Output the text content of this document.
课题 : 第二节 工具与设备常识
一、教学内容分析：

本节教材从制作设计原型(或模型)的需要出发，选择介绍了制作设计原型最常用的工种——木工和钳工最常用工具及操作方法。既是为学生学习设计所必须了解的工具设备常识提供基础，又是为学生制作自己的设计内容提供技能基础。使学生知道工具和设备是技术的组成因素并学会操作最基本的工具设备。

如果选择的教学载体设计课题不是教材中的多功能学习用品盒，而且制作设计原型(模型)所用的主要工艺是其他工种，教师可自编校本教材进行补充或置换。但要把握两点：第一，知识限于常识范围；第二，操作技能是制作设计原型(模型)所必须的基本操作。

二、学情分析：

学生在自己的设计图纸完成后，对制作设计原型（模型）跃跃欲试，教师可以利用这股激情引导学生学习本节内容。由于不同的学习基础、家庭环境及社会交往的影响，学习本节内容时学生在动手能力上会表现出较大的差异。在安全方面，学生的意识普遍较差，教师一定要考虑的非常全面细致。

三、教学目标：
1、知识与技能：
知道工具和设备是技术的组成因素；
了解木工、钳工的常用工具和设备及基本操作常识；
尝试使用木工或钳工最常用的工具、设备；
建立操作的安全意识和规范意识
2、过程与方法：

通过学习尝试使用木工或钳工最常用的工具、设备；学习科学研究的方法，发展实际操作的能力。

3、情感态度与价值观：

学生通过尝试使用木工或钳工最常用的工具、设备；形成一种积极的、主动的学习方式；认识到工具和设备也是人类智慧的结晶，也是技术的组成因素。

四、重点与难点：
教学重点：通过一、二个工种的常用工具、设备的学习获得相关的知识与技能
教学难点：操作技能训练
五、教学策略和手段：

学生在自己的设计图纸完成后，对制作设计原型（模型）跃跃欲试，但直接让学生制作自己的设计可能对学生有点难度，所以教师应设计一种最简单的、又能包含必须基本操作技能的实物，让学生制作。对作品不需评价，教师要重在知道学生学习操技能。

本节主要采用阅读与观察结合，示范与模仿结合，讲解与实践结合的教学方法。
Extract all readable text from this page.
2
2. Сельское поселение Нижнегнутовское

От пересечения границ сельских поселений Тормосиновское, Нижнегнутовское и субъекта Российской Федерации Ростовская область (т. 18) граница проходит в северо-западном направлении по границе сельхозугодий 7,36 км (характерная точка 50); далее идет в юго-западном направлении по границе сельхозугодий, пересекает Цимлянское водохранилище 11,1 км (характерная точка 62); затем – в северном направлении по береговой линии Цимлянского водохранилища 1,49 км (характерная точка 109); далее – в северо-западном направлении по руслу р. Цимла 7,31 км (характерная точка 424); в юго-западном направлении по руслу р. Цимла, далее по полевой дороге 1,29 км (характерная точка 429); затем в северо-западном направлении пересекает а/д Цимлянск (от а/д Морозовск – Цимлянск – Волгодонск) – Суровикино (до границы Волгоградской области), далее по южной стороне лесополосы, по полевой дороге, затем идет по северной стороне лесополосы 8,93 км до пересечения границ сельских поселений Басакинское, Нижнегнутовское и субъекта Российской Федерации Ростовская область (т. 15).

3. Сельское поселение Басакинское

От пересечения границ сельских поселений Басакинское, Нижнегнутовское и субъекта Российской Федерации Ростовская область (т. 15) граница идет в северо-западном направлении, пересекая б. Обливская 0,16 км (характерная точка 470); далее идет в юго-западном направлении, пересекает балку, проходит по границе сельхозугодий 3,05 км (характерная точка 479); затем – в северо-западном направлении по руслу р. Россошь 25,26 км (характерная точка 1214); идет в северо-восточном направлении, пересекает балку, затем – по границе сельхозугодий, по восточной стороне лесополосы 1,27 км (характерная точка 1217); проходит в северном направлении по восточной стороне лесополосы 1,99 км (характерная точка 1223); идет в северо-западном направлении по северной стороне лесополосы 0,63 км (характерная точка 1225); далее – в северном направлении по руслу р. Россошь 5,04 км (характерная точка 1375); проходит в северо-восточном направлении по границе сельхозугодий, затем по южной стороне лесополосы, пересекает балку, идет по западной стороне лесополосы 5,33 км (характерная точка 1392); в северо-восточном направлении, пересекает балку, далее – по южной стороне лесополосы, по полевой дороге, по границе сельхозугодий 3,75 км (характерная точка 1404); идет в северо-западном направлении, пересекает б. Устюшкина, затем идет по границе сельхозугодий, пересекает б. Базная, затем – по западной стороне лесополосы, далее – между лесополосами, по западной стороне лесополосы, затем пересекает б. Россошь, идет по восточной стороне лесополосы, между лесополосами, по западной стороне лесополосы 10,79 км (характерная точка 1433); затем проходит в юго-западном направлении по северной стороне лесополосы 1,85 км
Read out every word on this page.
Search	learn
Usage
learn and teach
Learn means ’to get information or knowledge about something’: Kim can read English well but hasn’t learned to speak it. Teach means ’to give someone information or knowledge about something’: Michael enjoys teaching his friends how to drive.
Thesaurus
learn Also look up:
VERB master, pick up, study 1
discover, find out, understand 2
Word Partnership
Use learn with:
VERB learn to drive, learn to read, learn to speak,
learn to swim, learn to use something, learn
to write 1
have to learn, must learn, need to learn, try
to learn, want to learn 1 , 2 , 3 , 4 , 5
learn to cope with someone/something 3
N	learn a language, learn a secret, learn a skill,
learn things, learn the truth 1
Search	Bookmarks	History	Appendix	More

**Directions**: Write out the lines above from the one containing "Read out every word on this page." through the last, exactly as they are.

**Written response**:
Read out every word on this page.
Search	learn
Usage
learn and teach
Learn means ’to get information or knowledge about something’: Kim can read English well but hasn’t learned to speak it. Teach means ’to give someone information or knowledge about something’: Michael enjoys teaching his friends how to drive.
Thesaurus
learn Also look up:
VERB master, pick up, study 1
discover, find out, understand 2
Word Partnership
Use learn with:
VERB learn to drive, learn to read, learn to speak,
learn to swim, learn to use something, learn
to write 1
have to learn, must learn, need to learn, try
to learn, want to learn 1 , 2 , 3 , 4 , 5
learn to cope with someone/something 3
N	learn a language, learn a secret, learn a skill,
learn things, learn the truth 1
Search	Bookmarks	History	Appendix	More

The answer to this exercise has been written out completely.